ACTION ITEM:
Your response should be every line from the entries that includes the string "Insert".

--------

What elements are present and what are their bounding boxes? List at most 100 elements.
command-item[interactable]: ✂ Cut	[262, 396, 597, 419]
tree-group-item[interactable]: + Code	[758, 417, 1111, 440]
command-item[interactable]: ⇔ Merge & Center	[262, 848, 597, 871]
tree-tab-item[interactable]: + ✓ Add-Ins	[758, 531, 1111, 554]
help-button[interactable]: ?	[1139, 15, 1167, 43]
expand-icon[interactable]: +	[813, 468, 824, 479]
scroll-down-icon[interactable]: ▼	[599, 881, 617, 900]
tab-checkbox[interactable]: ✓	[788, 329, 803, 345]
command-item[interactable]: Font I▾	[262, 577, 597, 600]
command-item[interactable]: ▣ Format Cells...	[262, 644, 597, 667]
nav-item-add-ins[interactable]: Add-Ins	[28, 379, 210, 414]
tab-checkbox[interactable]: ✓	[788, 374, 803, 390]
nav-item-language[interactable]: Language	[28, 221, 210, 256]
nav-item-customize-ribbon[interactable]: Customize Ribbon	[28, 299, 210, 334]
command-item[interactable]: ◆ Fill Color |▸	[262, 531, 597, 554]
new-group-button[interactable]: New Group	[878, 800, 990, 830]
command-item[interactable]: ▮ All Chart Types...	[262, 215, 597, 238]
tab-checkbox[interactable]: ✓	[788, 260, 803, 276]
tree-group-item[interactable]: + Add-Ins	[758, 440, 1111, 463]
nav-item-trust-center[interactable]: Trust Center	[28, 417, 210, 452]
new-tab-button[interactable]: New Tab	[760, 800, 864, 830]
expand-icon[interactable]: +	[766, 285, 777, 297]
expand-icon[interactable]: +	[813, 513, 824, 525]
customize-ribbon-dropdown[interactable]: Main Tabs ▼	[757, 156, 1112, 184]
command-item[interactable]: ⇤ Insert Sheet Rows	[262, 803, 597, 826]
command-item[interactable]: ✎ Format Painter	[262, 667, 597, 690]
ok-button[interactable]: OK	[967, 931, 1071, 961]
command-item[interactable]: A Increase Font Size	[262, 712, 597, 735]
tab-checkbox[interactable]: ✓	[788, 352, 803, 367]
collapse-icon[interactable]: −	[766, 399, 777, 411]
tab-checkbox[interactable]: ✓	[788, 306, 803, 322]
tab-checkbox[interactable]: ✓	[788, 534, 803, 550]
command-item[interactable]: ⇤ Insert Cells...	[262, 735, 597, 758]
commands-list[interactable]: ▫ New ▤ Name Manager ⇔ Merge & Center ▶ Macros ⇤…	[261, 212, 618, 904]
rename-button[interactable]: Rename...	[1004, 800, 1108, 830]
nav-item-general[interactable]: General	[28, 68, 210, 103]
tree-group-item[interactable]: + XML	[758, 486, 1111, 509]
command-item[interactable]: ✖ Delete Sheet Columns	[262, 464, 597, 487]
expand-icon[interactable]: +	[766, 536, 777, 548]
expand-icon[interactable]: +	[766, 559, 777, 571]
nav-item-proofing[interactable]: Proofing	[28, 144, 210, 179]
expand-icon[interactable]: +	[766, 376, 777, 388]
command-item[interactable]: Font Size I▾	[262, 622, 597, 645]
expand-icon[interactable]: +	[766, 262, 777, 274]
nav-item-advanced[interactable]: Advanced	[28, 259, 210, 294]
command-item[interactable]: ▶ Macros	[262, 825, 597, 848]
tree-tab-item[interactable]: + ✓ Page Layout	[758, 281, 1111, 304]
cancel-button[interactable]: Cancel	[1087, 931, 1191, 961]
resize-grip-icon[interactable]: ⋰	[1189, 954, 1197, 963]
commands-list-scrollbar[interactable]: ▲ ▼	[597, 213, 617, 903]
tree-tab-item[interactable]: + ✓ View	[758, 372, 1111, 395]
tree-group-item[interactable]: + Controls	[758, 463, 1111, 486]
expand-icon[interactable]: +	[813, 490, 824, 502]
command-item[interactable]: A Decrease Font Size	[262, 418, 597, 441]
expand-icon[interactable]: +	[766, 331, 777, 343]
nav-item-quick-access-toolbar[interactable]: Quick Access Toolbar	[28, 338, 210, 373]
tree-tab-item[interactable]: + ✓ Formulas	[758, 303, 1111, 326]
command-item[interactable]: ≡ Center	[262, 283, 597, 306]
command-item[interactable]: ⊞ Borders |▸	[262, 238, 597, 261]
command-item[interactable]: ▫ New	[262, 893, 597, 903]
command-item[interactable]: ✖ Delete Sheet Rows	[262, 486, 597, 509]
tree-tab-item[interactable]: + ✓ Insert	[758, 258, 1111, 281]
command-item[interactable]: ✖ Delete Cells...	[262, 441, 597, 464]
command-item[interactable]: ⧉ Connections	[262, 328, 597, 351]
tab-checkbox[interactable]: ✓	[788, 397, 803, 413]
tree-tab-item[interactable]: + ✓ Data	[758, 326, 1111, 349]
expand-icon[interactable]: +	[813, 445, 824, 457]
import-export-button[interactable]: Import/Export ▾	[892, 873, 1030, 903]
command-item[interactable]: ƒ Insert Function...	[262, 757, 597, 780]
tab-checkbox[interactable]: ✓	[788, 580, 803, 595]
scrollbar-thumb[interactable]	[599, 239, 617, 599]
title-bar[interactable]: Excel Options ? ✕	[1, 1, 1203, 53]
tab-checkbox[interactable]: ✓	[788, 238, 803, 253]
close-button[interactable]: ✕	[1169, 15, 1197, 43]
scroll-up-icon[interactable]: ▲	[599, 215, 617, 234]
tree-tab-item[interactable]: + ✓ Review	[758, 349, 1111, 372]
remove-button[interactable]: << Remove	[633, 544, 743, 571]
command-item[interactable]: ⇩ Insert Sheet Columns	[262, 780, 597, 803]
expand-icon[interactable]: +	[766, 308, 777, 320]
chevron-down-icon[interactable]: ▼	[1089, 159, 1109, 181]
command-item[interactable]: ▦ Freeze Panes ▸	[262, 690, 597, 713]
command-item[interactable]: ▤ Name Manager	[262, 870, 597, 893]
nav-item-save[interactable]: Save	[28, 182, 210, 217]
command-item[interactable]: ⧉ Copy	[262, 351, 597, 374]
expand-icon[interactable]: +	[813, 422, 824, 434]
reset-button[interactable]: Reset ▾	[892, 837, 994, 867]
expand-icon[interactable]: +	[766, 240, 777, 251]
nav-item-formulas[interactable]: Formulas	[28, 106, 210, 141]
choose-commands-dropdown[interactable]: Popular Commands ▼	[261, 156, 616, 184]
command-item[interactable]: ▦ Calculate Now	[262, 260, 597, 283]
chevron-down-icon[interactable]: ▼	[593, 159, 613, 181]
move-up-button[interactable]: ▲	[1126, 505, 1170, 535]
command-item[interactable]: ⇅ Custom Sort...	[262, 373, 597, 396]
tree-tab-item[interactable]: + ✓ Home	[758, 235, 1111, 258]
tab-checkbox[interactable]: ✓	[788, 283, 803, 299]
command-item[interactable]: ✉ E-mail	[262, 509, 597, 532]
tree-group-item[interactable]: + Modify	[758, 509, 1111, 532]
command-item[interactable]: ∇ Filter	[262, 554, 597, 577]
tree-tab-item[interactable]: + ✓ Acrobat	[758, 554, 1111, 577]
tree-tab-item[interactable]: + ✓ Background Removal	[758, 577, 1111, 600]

--------

TASK OUTPUT:
command-item[interactable]: ⇤ Insert Sheet Rows	[262, 803, 597, 826]
command-item[interactable]: ⇤ Insert Cells...	[262, 735, 597, 758]
tree-tab-item[interactable]: + ✓ Insert	[758, 258, 1111, 281]
command-item[interactable]: ƒ Insert Function...	[262, 757, 597, 780]
command-item[interactable]: ⇩ Insert Sheet Columns	[262, 780, 597, 803]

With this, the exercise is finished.